◆ Data lines
++++++++++

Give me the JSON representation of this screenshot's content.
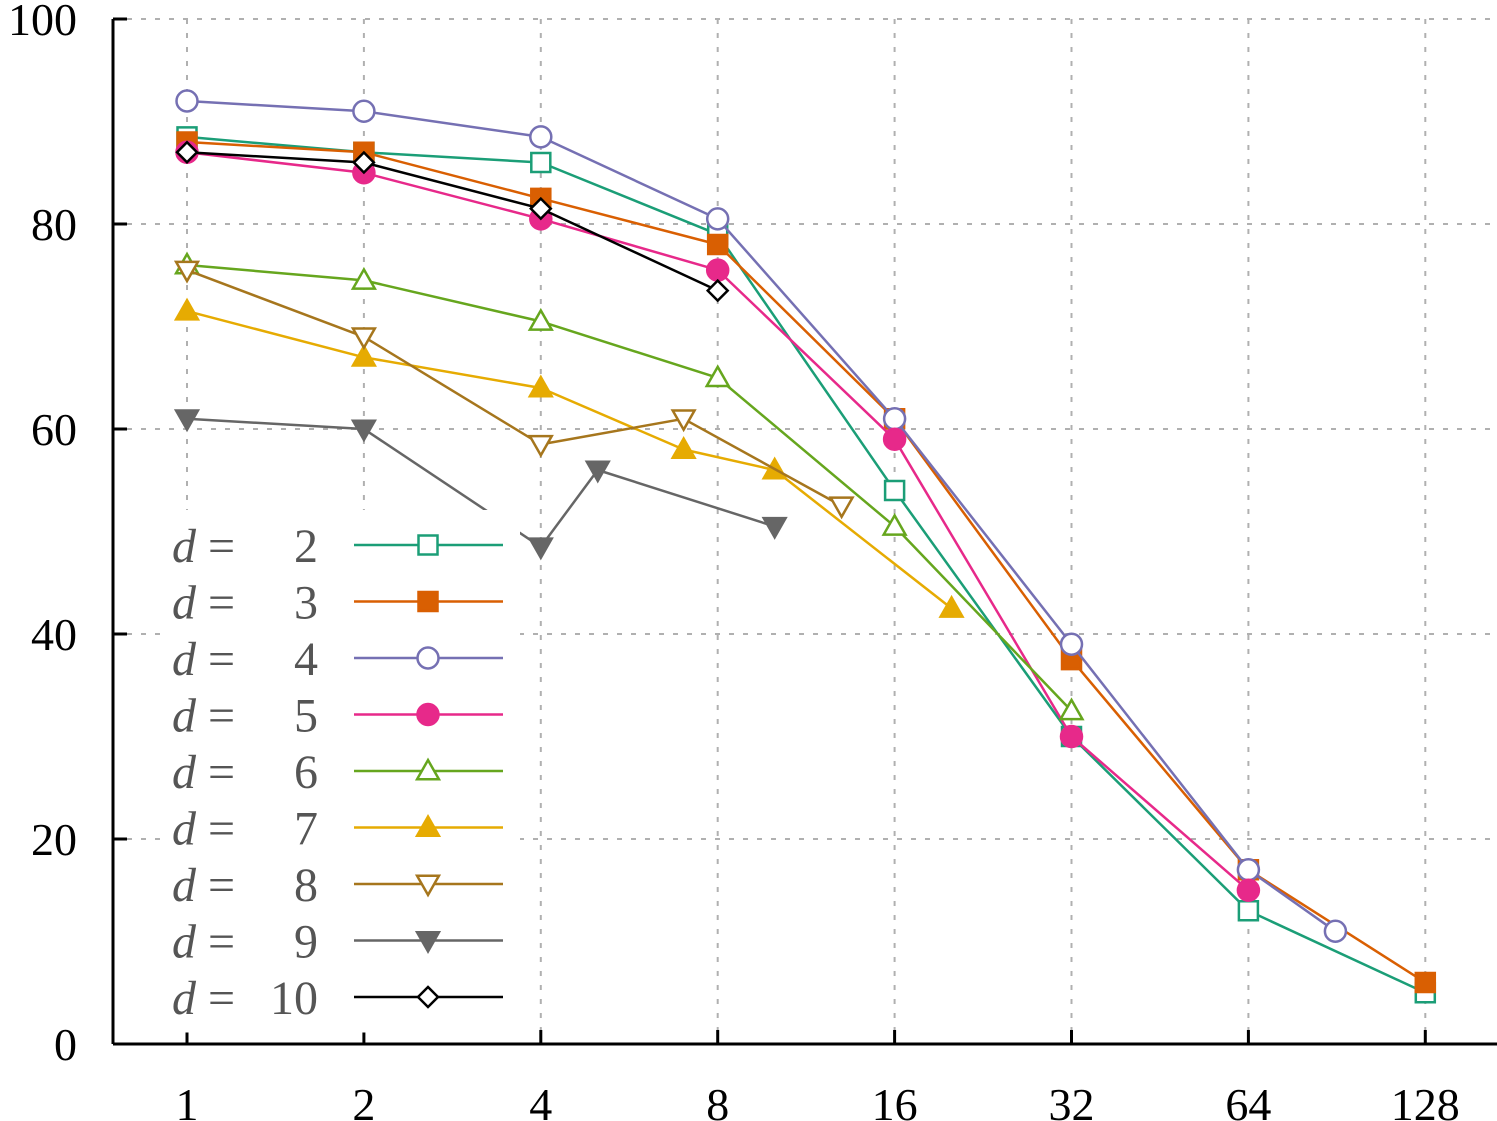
{
  "chart_data": {
    "type": "line",
    "title": "",
    "xlabel": "",
    "ylabel": "",
    "x_scale": "log2",
    "x_ticks": [
      1,
      2,
      4,
      8,
      16,
      32,
      64,
      128
    ],
    "x_tick_labels": [
      "1",
      "2",
      "4",
      "8",
      "16",
      "32",
      "64",
      "128"
    ],
    "y_ticks": [
      0,
      20,
      40,
      60,
      80,
      100
    ],
    "y_tick_labels": [
      "0",
      "20",
      "40",
      "60",
      "80",
      "100"
    ],
    "ylim": [
      0,
      100
    ],
    "grid": true,
    "legend_position": "bottom-left",
    "series": [
      {
        "name": "2",
        "legend_prefix": "d =",
        "color": "#1b9e77",
        "marker": "square-open",
        "x": [
          1,
          2,
          4,
          8,
          16,
          32,
          64,
          128
        ],
        "y": [
          88.5,
          87,
          86,
          79,
          54,
          30,
          13,
          5
        ]
      },
      {
        "name": "3",
        "legend_prefix": "d =",
        "color": "#d95f02",
        "marker": "square-filled",
        "x": [
          1,
          2,
          4,
          8,
          16,
          32,
          64,
          128
        ],
        "y": [
          88,
          87,
          82.5,
          78,
          61,
          37.5,
          17,
          6
        ]
      },
      {
        "name": "4",
        "legend_prefix": "d =",
        "color": "#7570b3",
        "marker": "circle-open",
        "x": [
          1,
          2,
          4,
          8,
          16,
          32,
          64,
          90
        ],
        "y": [
          92,
          91,
          88.5,
          80.5,
          61,
          39,
          17,
          11
        ]
      },
      {
        "name": "5",
        "legend_prefix": "d =",
        "color": "#e7298a",
        "marker": "circle-filled",
        "x": [
          1,
          2,
          4,
          8,
          16,
          32,
          64
        ],
        "y": [
          87,
          85,
          80.5,
          75.5,
          59,
          30,
          15
        ]
      },
      {
        "name": "6",
        "legend_prefix": "d =",
        "color": "#66a61e",
        "marker": "triangle-up-open",
        "x": [
          1,
          2,
          4,
          8,
          16,
          32
        ],
        "y": [
          76,
          74.5,
          70.5,
          65,
          50.5,
          32.5
        ]
      },
      {
        "name": "7",
        "legend_prefix": "d =",
        "color": "#e6ab02",
        "marker": "triangle-up-filled",
        "x": [
          1,
          2,
          4,
          7,
          10,
          20
        ],
        "y": [
          71.5,
          67,
          64,
          58,
          56,
          42.5
        ]
      },
      {
        "name": "8",
        "legend_prefix": "d =",
        "color": "#a6761d",
        "marker": "triangle-down-open",
        "x": [
          1,
          2,
          4,
          7,
          13
        ],
        "y": [
          75.5,
          69,
          58.5,
          61,
          52.5
        ]
      },
      {
        "name": "9",
        "legend_prefix": "d =",
        "color": "#666666",
        "marker": "triangle-down-filled",
        "x": [
          1,
          2,
          4,
          5,
          10
        ],
        "y": [
          61,
          60,
          48.5,
          56,
          50.5
        ]
      },
      {
        "name": "10",
        "legend_prefix": "d =",
        "color": "#000000",
        "marker": "diamond-open",
        "x": [
          1,
          2,
          4,
          8
        ],
        "y": [
          87,
          86,
          81.5,
          73.5
        ]
      }
    ]
  }
}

++++++++++

◆ Work to be completed
Filter the records, keeping only lines that contain "filled", and show those lines.

◆ Written response
        "marker": "square-filled",
        "marker": "circle-filled",
        "marker": "triangle-up-filled",
        "marker": "triangle-down-filled",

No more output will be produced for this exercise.